> _Images of document pages with text_
● ● ● ● ● ● ●

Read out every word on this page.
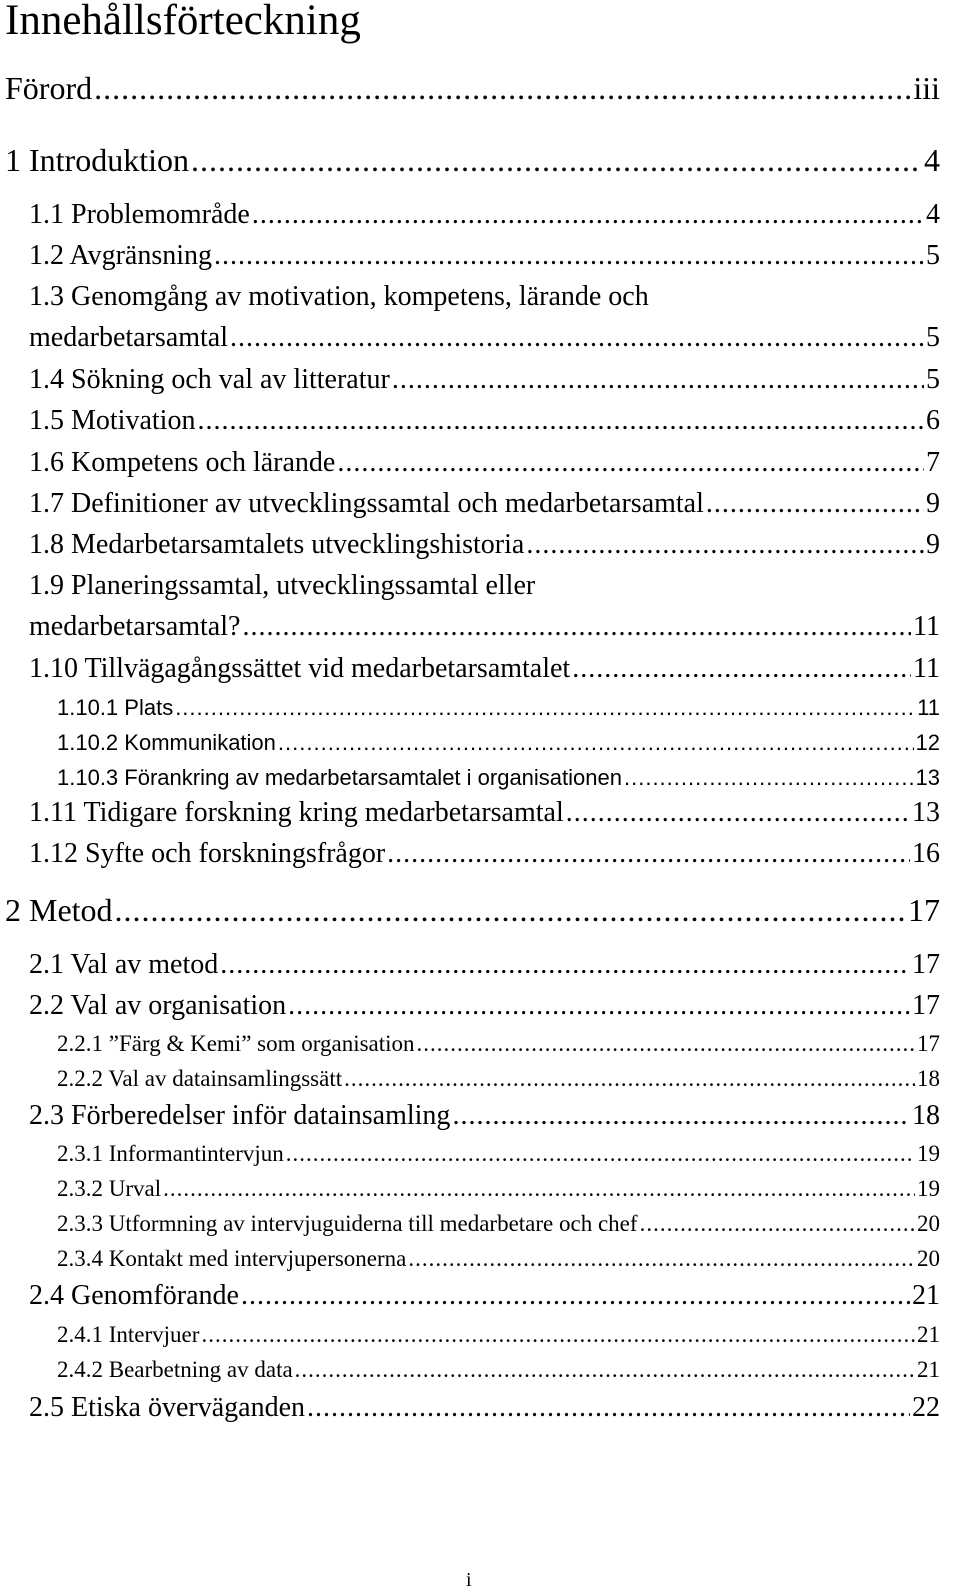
Innehållsförteckning
Förord .....	iii
1 Introduktion .....	4
1.1 Problemområde .....	4
1.2 Avgränsning .....	5
1.3 Genomgång av motivation, kompetens, lärande och
medarbetarsamtal .....	5
1.4 Sökning och val av litteratur .....	5
1.5 Motivation .....	6
1.6 Kompetens och lärande .....	7
1.7 Definitioner av utvecklingssamtal och medarbetarsamtal .....	9
1.8 Medarbetarsamtalets utvecklingshistoria .....	9
1.9 Planeringssamtal, utvecklingssamtal eller
medarbetarsamtal? .....	11
1.10 Tillvägagångssättet vid medarbetarsamtalet .....	11
1.10.1 Plats .....	11
1.10.2 Kommunikation .....	12
1.10.3 Förankring av medarbetarsamtalet i organisationen .....	13
1.11 Tidigare forskning kring medarbetarsamtal .....	13
1.12 Syfte och forskningsfrågor .....	16
2 Metod .....	17
2.1 Val av metod .....	17
2.2 Val av organisation .....	17
2.2.1 ”Färg & Kemi” som organisation .....	17
2.2.2 Val av datainsamlingssätt .....	18
2.3 Förberedelser inför datainsamling .....	18
2.3.1 Informantintervjun .....	19
2.3.2 Urval .....	19
2.3.3 Utformning av intervjuguiderna till medarbetare och chef .....	20
2.3.4 Kontakt med intervjupersonerna .....	20
2.4 Genomförande .....	21
2.4.1 Intervjuer .....	21
2.4.2 Bearbetning av data .....	21
2.5 Etiska överväganden .....	22
i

● ● ● ● ● ● ●

> _Required action_
Will you restate every entry word for word and omit the images?

> _Solution_
Read out every word on this page.
Innehållsförteckning
Förord .....	iii
1 Introduktion .....	4
1.1 Problemområde .....	4
1.2 Avgränsning .....	5
1.3 Genomgång av motivation, kompetens, lärande och
medarbetarsamtal .....	5
1.4 Sökning och val av litteratur .....	5
1.5 Motivation .....	6
1.6 Kompetens och lärande .....	7
1.7 Definitioner av utvecklingssamtal och medarbetarsamtal .....	9
1.8 Medarbetarsamtalets utvecklingshistoria .....	9
1.9 Planeringssamtal, utvecklingssamtal eller
medarbetarsamtal? .....	11
1.10 Tillvägagångssättet vid medarbetarsamtalet .....	11
1.10.1 Plats .....	11
1.10.2 Kommunikation .....	12
1.10.3 Förankring av medarbetarsamtalet i organisationen .....	13
1.11 Tidigare forskning kring medarbetarsamtal .....	13
1.12 Syfte och forskningsfrågor .....	16
2 Metod .....	17
2.1 Val av metod .....	17
2.2 Val av organisation .....	17
2.2.1 ”Färg & Kemi” som organisation .....	17
2.2.2 Val av datainsamlingssätt .....	18
2.3 Förberedelser inför datainsamling .....	18
2.3.1 Informantintervjun .....	19
2.3.2 Urval .....	19
2.3.3 Utformning av intervjuguiderna till medarbetare och chef .....	20
2.3.4 Kontakt med intervjupersonerna .....	20
2.4 Genomförande .....	21
2.4.1 Intervjuer .....	21
2.4.2 Bearbetning av data .....	21
2.5 Etiska överväganden .....	22
i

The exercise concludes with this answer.